— START OF MATERIAL TO PROCESS —

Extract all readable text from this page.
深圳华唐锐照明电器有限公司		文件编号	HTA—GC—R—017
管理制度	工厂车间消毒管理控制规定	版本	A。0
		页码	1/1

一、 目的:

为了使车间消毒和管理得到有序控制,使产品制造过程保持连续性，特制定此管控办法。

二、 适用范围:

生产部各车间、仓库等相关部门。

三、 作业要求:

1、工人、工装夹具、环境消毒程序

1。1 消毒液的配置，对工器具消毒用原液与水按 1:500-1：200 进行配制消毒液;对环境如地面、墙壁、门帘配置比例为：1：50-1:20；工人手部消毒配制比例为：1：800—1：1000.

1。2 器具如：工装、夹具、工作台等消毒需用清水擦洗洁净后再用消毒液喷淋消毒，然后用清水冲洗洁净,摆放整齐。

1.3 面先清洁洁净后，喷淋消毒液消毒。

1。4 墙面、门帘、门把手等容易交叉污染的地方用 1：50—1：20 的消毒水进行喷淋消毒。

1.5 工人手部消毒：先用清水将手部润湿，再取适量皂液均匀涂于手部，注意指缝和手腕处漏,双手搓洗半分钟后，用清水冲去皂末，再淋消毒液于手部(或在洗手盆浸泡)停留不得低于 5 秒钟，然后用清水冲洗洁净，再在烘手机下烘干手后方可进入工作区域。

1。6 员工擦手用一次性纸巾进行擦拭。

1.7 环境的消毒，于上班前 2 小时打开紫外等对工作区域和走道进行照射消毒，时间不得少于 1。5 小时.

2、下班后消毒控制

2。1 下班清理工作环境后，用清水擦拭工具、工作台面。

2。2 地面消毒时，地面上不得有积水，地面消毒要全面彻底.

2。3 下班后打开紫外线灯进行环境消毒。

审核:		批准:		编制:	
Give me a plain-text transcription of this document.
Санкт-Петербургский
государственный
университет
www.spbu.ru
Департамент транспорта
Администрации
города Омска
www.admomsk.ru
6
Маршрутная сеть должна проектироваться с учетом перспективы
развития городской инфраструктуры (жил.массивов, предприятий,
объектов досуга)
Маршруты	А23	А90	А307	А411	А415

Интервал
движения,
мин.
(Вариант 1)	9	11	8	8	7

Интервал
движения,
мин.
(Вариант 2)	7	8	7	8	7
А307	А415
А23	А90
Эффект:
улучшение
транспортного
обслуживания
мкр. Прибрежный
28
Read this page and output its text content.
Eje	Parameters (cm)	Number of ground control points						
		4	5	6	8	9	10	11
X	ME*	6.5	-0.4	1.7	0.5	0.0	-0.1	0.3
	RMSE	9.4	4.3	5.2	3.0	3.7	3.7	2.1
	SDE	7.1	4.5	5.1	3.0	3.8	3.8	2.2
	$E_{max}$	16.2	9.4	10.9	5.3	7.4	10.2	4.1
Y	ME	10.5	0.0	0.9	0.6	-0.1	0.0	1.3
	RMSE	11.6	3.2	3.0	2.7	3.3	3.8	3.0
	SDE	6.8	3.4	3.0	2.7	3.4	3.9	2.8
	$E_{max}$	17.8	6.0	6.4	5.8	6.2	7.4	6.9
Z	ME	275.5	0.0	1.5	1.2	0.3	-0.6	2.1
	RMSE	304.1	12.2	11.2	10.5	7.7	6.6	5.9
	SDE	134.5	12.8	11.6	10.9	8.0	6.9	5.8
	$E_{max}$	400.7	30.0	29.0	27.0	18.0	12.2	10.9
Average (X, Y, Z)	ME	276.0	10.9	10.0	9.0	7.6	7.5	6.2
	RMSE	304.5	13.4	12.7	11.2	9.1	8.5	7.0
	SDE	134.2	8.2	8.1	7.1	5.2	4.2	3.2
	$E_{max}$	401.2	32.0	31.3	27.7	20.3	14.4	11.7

— END OF MATERIAL TO PROCESS —

-- GOAL --
Filter out all lines lacking the word "page" and copy the rest.

-- ANSWER TO THE TASK --
Extract all readable text from this page.
Read this page and output its text content.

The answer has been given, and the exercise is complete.